▶ [Given instruction]
From the listing below, extract every line containing "玩砸金蛋游戏获得".
## START Provided entries
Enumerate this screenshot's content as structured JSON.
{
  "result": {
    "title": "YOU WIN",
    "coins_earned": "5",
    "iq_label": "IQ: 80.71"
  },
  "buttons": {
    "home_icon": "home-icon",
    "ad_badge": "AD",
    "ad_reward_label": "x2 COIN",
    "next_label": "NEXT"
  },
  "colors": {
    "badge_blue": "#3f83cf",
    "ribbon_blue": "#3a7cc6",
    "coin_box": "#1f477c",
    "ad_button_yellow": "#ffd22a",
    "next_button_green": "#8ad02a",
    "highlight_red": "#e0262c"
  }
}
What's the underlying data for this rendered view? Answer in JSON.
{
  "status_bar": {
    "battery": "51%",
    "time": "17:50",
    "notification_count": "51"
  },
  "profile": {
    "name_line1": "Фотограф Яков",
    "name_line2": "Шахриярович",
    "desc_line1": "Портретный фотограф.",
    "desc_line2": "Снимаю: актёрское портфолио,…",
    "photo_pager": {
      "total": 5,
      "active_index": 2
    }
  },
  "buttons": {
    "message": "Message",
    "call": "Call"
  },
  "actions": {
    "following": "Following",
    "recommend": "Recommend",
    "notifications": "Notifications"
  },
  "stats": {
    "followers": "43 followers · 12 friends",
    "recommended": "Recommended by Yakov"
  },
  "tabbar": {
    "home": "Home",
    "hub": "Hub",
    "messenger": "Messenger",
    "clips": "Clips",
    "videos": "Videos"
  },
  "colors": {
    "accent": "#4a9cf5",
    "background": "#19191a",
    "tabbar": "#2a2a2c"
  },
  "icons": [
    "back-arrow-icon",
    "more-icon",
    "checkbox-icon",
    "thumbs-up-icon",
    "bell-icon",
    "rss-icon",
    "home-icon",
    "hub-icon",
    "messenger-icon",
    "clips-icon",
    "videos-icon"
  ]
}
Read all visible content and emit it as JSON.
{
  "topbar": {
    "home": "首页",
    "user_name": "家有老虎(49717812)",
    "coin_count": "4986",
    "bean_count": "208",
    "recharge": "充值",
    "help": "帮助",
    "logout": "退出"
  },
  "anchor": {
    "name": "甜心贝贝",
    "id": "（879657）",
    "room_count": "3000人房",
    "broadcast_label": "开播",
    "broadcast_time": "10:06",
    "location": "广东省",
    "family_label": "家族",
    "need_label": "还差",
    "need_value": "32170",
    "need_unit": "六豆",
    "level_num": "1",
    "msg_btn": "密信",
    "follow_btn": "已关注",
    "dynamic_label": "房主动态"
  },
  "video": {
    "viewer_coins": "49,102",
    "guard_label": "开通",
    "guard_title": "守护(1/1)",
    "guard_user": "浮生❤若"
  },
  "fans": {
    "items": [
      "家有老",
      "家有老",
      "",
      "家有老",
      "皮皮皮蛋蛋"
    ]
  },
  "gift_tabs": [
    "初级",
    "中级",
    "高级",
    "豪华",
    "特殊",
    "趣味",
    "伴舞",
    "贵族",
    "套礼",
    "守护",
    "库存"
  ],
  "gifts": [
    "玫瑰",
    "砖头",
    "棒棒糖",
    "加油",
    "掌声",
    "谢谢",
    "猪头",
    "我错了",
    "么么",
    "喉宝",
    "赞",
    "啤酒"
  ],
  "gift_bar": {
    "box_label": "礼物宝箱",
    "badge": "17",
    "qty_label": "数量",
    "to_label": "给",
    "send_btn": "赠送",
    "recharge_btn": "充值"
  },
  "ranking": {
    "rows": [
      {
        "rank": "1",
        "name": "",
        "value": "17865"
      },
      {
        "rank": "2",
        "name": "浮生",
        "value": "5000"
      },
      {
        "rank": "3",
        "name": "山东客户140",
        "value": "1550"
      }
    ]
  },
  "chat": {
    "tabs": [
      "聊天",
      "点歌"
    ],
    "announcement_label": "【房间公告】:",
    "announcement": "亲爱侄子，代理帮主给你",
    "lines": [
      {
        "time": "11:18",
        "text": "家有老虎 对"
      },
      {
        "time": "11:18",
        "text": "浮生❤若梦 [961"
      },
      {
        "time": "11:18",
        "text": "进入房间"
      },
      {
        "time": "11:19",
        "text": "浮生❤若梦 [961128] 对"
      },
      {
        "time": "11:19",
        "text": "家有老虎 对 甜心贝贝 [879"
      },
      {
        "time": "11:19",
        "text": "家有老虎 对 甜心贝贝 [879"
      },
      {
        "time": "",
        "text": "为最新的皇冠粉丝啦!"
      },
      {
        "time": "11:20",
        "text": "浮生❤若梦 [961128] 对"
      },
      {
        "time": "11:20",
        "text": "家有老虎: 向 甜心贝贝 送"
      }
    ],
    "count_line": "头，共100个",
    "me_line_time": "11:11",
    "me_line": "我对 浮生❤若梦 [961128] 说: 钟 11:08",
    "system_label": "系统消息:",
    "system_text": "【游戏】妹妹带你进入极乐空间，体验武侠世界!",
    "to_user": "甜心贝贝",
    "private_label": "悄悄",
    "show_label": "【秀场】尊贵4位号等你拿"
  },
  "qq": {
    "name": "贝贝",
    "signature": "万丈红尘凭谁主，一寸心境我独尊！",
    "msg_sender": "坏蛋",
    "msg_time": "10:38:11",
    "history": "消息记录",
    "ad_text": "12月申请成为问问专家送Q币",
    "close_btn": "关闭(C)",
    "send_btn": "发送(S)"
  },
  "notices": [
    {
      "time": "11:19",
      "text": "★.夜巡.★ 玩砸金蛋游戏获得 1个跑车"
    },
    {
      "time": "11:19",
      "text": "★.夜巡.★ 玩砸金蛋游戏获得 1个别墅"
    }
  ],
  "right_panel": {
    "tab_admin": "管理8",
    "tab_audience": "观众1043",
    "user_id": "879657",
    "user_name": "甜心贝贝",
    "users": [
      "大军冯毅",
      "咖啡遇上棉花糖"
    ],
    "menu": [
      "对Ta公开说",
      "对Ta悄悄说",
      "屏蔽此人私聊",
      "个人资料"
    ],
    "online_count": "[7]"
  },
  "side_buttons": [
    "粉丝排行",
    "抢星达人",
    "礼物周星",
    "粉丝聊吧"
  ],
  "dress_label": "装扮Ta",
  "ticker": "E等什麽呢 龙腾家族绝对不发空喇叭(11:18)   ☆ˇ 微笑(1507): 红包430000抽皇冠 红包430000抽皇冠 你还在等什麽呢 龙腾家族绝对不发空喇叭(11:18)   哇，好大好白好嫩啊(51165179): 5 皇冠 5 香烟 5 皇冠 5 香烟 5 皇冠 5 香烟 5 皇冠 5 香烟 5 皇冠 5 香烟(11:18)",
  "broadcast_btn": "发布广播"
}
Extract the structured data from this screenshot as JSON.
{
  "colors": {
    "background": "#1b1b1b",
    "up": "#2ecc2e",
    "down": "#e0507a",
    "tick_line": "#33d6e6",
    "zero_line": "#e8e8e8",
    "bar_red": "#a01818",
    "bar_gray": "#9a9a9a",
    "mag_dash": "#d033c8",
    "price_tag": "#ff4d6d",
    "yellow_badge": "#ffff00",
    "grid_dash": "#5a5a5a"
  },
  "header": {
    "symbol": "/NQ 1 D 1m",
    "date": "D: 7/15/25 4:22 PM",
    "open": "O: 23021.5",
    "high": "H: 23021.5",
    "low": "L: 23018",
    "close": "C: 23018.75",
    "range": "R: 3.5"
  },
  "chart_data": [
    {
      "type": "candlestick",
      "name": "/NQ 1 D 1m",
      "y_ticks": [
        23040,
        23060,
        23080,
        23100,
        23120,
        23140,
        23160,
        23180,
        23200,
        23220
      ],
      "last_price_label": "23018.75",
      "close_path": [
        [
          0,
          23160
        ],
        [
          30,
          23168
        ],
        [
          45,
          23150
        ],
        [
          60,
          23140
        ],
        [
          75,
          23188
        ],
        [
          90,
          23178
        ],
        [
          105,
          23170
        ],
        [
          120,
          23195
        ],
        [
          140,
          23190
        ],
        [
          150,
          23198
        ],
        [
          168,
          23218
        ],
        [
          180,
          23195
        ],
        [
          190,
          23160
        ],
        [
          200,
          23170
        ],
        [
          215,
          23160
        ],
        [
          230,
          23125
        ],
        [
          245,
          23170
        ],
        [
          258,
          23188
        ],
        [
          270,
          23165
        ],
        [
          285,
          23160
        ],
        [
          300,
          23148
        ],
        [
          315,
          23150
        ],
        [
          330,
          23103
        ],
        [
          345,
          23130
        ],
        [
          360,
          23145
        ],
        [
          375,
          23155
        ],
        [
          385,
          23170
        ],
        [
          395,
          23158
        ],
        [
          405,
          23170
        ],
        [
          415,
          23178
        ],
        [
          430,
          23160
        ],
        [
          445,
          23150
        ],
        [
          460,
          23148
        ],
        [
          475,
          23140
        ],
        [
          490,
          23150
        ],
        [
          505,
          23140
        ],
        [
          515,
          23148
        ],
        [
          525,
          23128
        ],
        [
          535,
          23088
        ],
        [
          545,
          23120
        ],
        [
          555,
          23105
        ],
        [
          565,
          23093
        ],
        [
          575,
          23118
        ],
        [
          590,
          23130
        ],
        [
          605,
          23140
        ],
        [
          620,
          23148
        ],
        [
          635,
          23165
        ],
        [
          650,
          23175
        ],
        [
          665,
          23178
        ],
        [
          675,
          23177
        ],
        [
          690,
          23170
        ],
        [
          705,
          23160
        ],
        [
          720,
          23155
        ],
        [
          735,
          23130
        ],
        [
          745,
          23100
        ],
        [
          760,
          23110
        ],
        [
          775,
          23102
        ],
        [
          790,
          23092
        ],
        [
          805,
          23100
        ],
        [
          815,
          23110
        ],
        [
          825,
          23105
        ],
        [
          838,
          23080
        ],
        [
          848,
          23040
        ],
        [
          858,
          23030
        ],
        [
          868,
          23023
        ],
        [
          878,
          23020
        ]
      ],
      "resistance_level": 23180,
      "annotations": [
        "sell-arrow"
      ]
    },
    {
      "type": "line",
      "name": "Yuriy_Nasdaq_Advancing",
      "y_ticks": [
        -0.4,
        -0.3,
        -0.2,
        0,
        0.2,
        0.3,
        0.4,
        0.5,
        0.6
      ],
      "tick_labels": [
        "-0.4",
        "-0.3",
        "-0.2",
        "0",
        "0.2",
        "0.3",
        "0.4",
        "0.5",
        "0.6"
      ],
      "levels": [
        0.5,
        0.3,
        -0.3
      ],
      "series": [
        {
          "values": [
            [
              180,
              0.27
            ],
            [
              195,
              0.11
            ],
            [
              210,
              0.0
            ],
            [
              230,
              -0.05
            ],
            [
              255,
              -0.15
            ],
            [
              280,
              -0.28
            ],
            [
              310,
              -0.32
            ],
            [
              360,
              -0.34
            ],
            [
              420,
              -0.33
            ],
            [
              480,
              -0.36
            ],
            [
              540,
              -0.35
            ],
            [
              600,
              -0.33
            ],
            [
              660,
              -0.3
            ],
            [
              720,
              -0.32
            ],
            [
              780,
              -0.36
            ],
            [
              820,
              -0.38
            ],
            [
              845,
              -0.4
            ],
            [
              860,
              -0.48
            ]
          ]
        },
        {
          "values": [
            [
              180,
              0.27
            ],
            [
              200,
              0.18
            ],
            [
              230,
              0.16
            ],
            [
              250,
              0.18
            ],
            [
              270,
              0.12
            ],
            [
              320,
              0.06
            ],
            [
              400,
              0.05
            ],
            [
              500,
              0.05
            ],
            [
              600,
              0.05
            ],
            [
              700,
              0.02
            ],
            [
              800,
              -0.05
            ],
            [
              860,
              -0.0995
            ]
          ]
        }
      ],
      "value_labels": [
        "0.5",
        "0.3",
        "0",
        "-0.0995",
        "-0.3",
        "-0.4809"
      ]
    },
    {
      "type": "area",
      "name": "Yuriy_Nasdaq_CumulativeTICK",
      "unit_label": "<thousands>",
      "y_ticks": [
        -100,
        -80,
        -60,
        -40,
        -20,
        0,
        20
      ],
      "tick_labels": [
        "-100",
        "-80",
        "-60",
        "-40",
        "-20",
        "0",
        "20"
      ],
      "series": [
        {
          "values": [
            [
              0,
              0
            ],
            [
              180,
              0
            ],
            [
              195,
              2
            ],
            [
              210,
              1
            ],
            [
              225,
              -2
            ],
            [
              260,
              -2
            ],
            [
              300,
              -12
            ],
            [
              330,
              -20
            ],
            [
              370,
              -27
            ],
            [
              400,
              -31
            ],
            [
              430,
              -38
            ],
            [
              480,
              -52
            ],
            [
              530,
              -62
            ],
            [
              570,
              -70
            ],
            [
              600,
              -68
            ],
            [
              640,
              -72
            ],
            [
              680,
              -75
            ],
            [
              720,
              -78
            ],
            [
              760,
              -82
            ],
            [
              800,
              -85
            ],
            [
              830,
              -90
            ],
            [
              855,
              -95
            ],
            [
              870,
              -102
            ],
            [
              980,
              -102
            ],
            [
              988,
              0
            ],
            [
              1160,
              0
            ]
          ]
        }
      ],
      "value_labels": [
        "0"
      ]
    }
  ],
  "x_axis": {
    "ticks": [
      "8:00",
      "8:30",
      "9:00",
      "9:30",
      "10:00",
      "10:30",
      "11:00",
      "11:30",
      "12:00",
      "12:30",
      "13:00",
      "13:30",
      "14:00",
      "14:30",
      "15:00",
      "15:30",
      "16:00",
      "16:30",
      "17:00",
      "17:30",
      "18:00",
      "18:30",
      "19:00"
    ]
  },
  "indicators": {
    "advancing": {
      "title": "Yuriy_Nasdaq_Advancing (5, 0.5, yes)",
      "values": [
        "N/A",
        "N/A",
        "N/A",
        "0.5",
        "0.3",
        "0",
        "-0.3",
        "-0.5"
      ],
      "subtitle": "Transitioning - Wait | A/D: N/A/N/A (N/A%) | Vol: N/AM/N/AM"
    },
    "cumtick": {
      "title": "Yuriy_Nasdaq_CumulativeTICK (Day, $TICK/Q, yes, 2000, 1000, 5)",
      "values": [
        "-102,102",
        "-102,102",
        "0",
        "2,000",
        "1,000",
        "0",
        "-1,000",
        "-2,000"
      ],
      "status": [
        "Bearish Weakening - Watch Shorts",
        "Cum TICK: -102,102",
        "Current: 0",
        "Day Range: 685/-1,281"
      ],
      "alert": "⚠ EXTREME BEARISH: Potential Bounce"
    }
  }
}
## END Provided entries
▶ [Correct answer]
      "text": "★.夜巡.★ 玩砸金蛋游戏获得 1个跑车"
      "text": "★.夜巡.★ 玩砸金蛋游戏获得 1个别墅"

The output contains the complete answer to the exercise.